Given request: Report how many lines contain "positive", with no other words.

[Dataset rows about figures]
——
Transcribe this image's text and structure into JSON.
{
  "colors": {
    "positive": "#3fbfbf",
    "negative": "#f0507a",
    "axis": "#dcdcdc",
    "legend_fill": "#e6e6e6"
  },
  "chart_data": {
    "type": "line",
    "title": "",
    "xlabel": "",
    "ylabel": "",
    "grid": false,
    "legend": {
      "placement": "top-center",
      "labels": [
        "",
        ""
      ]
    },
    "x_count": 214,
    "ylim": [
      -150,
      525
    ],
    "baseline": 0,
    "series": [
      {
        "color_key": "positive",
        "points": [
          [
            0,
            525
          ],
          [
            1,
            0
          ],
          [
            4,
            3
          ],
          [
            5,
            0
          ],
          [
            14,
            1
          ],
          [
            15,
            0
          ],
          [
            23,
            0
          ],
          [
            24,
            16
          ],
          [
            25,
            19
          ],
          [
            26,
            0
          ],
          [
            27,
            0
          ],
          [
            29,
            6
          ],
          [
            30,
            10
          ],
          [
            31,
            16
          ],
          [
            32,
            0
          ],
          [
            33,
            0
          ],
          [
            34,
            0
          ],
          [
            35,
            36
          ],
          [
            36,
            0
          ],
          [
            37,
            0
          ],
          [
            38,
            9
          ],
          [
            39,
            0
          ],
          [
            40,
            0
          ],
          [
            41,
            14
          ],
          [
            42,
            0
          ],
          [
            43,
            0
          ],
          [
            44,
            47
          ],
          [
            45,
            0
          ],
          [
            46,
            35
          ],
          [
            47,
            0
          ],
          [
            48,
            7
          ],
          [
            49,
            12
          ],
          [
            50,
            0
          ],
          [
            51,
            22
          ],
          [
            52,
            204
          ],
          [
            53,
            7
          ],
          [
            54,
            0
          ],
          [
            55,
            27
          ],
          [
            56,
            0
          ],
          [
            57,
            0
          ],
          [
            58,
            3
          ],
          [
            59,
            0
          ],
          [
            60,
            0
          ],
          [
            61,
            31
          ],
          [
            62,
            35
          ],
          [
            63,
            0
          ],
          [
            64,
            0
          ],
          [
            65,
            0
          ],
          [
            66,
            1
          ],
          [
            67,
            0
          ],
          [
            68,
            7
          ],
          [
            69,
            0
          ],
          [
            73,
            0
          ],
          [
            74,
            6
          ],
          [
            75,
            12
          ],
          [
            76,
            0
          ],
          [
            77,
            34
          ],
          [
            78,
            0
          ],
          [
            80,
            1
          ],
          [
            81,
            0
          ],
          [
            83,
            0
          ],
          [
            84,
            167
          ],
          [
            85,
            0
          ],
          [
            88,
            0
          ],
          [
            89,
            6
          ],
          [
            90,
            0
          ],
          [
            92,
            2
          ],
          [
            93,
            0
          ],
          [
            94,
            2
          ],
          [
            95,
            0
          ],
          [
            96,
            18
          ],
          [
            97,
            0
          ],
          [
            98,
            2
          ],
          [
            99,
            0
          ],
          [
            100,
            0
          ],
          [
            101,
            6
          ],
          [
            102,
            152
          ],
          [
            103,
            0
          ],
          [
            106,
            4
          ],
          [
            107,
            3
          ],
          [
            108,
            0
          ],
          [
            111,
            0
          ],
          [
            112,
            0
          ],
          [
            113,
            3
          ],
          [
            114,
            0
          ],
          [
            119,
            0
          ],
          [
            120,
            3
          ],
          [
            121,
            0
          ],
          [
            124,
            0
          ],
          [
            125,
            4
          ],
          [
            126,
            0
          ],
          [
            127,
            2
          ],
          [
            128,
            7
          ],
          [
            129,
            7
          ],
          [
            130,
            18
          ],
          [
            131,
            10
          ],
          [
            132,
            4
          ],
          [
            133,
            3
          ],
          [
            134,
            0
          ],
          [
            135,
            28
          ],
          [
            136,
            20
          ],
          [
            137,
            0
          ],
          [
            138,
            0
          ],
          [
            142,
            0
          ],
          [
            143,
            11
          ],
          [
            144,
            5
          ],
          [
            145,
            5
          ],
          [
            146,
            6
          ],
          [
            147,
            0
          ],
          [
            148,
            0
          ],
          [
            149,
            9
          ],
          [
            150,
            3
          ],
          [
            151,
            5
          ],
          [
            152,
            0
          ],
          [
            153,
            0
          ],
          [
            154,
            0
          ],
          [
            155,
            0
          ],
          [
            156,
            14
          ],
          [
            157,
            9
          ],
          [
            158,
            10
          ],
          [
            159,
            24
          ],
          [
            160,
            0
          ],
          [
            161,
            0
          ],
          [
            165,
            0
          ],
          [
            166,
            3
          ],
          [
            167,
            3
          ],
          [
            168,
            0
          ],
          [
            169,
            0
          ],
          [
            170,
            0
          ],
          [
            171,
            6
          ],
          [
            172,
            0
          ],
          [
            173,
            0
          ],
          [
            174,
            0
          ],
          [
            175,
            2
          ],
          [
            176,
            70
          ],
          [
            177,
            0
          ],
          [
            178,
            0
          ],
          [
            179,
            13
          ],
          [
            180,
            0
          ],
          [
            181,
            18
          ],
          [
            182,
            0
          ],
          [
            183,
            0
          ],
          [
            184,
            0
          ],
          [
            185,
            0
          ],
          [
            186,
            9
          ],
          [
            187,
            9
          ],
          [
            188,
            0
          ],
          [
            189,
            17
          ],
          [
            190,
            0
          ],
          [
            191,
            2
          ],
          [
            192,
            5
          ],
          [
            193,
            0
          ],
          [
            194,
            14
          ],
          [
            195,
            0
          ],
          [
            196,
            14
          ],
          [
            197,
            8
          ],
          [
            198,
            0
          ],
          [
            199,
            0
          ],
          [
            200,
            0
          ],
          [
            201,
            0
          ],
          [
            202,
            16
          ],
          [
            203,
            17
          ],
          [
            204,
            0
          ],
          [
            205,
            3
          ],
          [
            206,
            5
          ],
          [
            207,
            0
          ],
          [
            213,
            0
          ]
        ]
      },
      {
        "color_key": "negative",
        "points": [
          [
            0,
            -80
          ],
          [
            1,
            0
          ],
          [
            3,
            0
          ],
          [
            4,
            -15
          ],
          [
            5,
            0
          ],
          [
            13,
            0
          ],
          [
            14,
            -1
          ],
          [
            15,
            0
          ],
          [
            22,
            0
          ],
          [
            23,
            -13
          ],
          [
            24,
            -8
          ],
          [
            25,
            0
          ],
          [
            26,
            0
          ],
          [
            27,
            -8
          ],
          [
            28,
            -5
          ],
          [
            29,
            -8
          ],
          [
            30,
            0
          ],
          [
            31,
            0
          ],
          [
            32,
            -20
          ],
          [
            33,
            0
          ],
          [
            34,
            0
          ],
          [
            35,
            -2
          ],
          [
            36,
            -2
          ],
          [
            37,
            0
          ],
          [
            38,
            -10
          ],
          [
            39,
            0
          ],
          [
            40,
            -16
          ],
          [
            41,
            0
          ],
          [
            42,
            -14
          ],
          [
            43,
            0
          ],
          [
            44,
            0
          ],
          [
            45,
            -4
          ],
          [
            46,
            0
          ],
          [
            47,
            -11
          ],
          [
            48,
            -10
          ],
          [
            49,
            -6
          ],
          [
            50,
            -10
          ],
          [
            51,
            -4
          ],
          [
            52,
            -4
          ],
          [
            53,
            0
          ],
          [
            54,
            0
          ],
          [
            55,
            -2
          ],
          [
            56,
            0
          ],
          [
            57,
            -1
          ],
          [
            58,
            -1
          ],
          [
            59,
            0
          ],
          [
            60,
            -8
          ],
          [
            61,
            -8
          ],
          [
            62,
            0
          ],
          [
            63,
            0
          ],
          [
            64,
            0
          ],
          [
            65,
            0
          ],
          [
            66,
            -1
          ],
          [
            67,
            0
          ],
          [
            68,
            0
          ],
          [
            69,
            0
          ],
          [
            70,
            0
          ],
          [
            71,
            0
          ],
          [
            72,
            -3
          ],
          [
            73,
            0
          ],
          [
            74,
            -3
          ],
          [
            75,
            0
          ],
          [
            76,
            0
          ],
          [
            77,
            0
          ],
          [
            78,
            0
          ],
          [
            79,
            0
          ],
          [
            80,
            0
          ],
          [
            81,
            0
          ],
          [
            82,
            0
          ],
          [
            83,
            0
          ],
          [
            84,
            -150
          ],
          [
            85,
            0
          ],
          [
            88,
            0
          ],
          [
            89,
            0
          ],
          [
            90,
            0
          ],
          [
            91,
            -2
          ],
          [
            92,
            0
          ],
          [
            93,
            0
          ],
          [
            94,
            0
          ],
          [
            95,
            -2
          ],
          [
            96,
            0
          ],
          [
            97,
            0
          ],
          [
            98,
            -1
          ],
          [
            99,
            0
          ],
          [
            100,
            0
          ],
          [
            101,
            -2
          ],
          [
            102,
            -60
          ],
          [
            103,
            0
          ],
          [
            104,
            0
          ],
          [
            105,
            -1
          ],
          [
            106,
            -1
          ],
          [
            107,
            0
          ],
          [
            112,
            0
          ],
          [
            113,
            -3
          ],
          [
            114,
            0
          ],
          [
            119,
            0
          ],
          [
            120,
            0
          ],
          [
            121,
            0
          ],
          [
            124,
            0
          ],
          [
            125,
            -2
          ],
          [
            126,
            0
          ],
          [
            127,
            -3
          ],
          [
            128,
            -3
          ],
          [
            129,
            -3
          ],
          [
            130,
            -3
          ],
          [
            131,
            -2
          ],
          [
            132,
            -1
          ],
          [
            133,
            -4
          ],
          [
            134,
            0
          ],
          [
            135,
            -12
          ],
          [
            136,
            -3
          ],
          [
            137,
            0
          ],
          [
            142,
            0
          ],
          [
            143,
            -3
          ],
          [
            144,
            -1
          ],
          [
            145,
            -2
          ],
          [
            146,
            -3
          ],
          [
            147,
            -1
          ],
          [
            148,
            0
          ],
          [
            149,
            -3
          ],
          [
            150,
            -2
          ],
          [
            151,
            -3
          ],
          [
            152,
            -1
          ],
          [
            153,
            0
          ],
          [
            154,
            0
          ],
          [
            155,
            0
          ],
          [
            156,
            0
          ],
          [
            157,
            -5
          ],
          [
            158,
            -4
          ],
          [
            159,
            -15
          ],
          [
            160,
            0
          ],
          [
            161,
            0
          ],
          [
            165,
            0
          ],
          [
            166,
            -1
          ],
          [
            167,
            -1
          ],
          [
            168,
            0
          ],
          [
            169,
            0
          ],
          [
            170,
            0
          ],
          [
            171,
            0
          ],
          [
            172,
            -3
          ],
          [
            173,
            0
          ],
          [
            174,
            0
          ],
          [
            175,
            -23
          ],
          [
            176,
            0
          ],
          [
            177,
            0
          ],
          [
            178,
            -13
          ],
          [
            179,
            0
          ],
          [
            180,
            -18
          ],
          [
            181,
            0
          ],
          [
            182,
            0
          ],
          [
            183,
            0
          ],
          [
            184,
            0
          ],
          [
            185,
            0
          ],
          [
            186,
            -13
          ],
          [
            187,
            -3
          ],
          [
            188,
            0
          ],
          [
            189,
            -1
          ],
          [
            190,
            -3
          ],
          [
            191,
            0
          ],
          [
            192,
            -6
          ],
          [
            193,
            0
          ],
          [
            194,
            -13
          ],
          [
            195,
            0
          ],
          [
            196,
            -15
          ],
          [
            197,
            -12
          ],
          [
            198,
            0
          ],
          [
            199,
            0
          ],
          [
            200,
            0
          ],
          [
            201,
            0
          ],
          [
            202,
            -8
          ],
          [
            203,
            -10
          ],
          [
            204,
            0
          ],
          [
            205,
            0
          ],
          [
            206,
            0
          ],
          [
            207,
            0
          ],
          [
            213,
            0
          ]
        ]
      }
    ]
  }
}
——
Written response: 2